[Figure collection entries]
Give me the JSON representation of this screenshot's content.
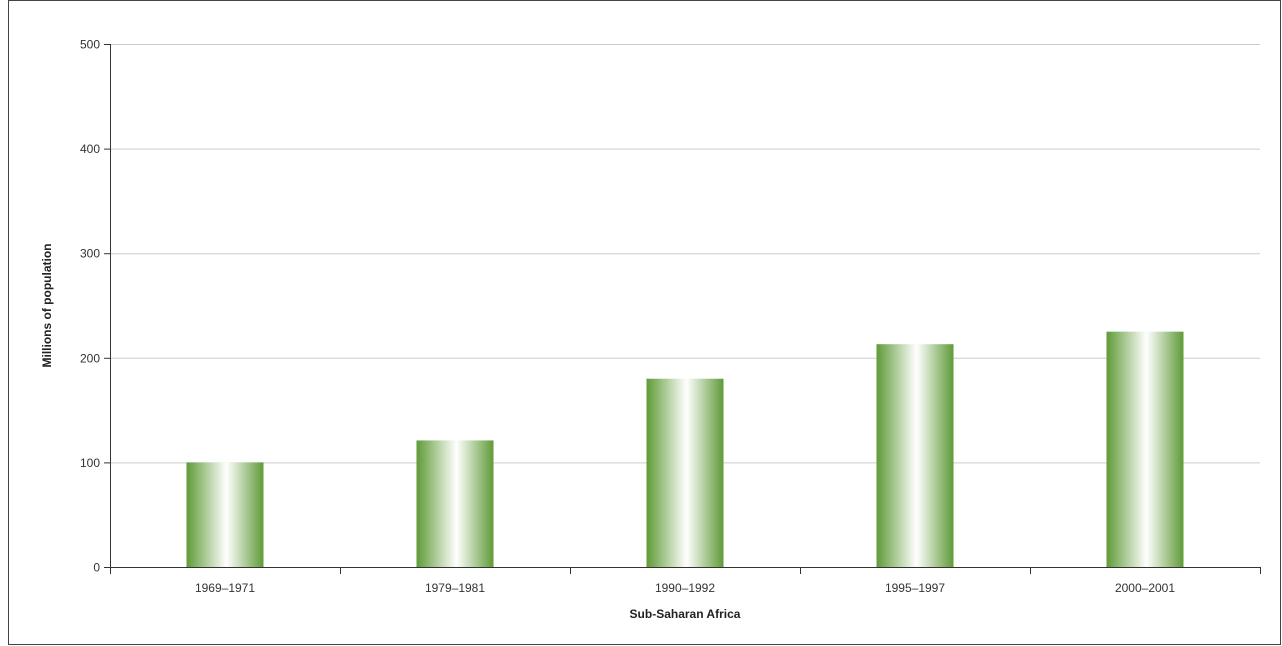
{
  "chart_data": {
    "type": "bar",
    "title": "",
    "xlabel": "Sub-Saharan Africa",
    "ylabel": "Millions of population",
    "categories": [
      "1969–1971",
      "1979–1981",
      "1990–1992",
      "1995–1997",
      "2000–2001"
    ],
    "values": [
      100,
      121,
      180,
      213,
      225
    ],
    "ylim": [
      0,
      500
    ],
    "yticks": [
      0,
      100,
      200,
      300,
      400,
      500
    ],
    "grid": true,
    "legend": "none",
    "bar_color": "#5f9a37",
    "bar_highlight_color": "#ffffff"
  }
}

▶ [Problem]: Return all of the data exactly as written, and drop the pictures.

▶ [Result]:
Give me the JSON representation of this screenshot's content.
{
  "chart_data": {
    "type": "bar",
    "title": "",
    "xlabel": "Sub-Saharan Africa",
    "ylabel": "Millions of population",
    "categories": [
      "1969–1971",
      "1979–1981",
      "1990–1992",
      "1995–1997",
      "2000–2001"
    ],
    "values": [
      100,
      121,
      180,
      213,
      225
    ],
    "ylim": [
      0,
      500
    ],
    "yticks": [
      0,
      100,
      200,
      300,
      400,
      500
    ],
    "grid": true,
    "legend": "none",
    "bar_color": "#5f9a37",
    "bar_highlight_color": "#ffffff"
  }
}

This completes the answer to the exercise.